Extract every line below, verbatim.

···

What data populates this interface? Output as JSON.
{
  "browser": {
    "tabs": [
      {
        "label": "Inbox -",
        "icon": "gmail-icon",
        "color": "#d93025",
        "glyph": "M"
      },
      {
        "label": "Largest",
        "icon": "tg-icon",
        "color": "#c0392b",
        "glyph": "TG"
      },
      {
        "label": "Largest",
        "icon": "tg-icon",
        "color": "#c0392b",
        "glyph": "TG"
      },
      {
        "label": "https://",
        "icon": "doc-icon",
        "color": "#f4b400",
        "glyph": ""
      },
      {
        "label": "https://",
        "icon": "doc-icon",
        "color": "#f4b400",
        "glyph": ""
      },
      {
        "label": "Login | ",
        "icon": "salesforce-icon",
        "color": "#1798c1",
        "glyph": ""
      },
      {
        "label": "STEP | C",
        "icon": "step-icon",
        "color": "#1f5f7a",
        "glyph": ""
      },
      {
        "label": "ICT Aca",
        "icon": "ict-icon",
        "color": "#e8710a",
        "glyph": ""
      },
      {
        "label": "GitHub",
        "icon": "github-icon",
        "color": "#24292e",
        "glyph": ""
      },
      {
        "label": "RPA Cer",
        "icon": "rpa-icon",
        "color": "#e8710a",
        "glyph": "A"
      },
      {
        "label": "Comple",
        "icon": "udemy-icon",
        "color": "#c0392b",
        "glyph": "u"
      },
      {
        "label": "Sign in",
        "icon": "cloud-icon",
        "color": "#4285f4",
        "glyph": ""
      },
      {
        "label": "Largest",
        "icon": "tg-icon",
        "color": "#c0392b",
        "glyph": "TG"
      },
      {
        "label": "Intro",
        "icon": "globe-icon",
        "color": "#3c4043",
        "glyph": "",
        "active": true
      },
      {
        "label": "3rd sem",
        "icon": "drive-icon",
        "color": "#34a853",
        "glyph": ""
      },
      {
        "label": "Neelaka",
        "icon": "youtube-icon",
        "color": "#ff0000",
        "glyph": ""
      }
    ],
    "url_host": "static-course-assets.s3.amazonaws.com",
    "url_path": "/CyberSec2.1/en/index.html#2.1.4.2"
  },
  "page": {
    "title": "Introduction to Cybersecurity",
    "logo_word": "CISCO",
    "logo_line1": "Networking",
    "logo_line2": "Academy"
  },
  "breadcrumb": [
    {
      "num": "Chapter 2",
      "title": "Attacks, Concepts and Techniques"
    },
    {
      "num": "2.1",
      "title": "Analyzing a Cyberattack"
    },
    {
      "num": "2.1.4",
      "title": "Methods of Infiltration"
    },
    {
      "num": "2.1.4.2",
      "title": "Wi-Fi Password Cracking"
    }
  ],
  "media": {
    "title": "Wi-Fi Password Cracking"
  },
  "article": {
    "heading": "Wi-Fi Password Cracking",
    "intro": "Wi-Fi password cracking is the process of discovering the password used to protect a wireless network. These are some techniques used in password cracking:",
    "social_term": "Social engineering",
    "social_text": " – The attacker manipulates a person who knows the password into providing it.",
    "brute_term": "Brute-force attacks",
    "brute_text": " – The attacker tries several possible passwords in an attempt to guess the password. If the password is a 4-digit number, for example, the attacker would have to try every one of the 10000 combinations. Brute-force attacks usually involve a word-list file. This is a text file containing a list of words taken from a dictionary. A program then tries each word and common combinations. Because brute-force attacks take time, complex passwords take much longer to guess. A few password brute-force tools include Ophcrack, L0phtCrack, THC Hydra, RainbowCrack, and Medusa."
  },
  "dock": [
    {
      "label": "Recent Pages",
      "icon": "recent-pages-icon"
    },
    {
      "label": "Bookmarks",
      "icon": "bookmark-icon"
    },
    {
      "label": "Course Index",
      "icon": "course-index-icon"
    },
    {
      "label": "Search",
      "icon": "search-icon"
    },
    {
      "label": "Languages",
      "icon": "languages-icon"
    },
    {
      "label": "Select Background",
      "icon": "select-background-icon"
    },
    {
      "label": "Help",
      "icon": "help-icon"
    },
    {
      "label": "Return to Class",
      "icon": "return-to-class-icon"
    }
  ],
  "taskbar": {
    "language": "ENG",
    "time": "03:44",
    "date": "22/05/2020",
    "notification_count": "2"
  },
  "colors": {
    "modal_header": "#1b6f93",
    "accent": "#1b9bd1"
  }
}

···

*COMPLETED TASK*:
What data populates this interface? Output as JSON.
{
  "browser": {
    "tabs": [
      {
        "label": "Inbox -",
        "icon": "gmail-icon",
        "color": "#d93025",
        "glyph": "M"
      },
      {
        "label": "Largest",
        "icon": "tg-icon",
        "color": "#c0392b",
        "glyph": "TG"
      },
      {
        "label": "Largest",
        "icon": "tg-icon",
        "color": "#c0392b",
        "glyph": "TG"
      },
      {
        "label": "https://",
        "icon": "doc-icon",
        "color": "#f4b400",
        "glyph": ""
      },
      {
        "label": "https://",
        "icon": "doc-icon",
        "color": "#f4b400",
        "glyph": ""
      },
      {
        "label": "Login | ",
        "icon": "salesforce-icon",
        "color": "#1798c1",
        "glyph": ""
      },
      {
        "label": "STEP | C",
        "icon": "step-icon",
        "color": "#1f5f7a",
        "glyph": ""
      },
      {
        "label": "ICT Aca",
        "icon": "ict-icon",
        "color": "#e8710a",
        "glyph": ""
      },
      {
        "label": "GitHub",
        "icon": "github-icon",
        "color": "#24292e",
        "glyph": ""
      },
      {
        "label": "RPA Cer",
        "icon": "rpa-icon",
        "color": "#e8710a",
        "glyph": "A"
      },
      {
        "label": "Comple",
        "icon": "udemy-icon",
        "color": "#c0392b",
        "glyph": "u"
      },
      {
        "label": "Sign in",
        "icon": "cloud-icon",
        "color": "#4285f4",
        "glyph": ""
      },
      {
        "label": "Largest",
        "icon": "tg-icon",
        "color": "#c0392b",
        "glyph": "TG"
      },
      {
        "label": "Intro",
        "icon": "globe-icon",
        "color": "#3c4043",
        "glyph": "",
        "active": true
      },
      {
        "label": "3rd sem",
        "icon": "drive-icon",
        "color": "#34a853",
        "glyph": ""
      },
      {
        "label": "Neelaka",
        "icon": "youtube-icon",
        "color": "#ff0000",
        "glyph": ""
      }
    ],
    "url_host": "static-course-assets.s3.amazonaws.com",
    "url_path": "/CyberSec2.1/en/index.html#2.1.4.2"
  },
  "page": {
    "title": "Introduction to Cybersecurity",
    "logo_word": "CISCO",
    "logo_line1": "Networking",
    "logo_line2": "Academy"
  },
  "breadcrumb": [
    {
      "num": "Chapter 2",
      "title": "Attacks, Concepts and Techniques"
    },
    {
      "num": "2.1",
      "title": "Analyzing a Cyberattack"
    },
    {
      "num": "2.1.4",
      "title": "Methods of Infiltration"
    },
    {
      "num": "2.1.4.2",
      "title": "Wi-Fi Password Cracking"
    }
  ],
  "media": {
    "title": "Wi-Fi Password Cracking"
  },
  "article": {
    "heading": "Wi-Fi Password Cracking",
    "intro": "Wi-Fi password cracking is the process of discovering the password used to protect a wireless network. These are some techniques used in password cracking:",
    "social_term": "Social engineering",
    "social_text": " – The attacker manipulates a person who knows the password into providing it.",
    "brute_term": "Brute-force attacks",
    "brute_text": " – The attacker tries several possible passwords in an attempt to guess the password. If the password is a 4-digit number, for example, the attacker would have to try every one of the 10000 combinations. Brute-force attacks usually involve a word-list file. This is a text file containing a list of words taken from a dictionary. A program then tries each word and common combinations. Because brute-force attacks take time, complex passwords take much longer to guess. A few password brute-force tools include Ophcrack, L0phtCrack, THC Hydra, RainbowCrack, and Medusa."
  },
  "dock": [
    {
      "label": "Recent Pages",
      "icon": "recent-pages-icon"
    },
    {
      "label": "Bookmarks",
      "icon": "bookmark-icon"
    },
    {
      "label": "Course Index",
      "icon": "course-index-icon"
    },
    {
      "label": "Search",
      "icon": "search-icon"
    },
    {
      "label": "Languages",
      "icon": "languages-icon"
    },
    {
      "label": "Select Background",
      "icon": "select-background-icon"
    },
    {
      "label": "Help",
      "icon": "help-icon"
    },
    {
      "label": "Return to Class",
      "icon": "return-to-class-icon"
    }
  ],
  "taskbar": {
    "language": "ENG",
    "time": "03:44",
    "date": "22/05/2020",
    "notification_count": "2"
  },
  "colors": {
    "modal_header": "#1b6f93",
    "accent": "#1b9bd1"
  }
}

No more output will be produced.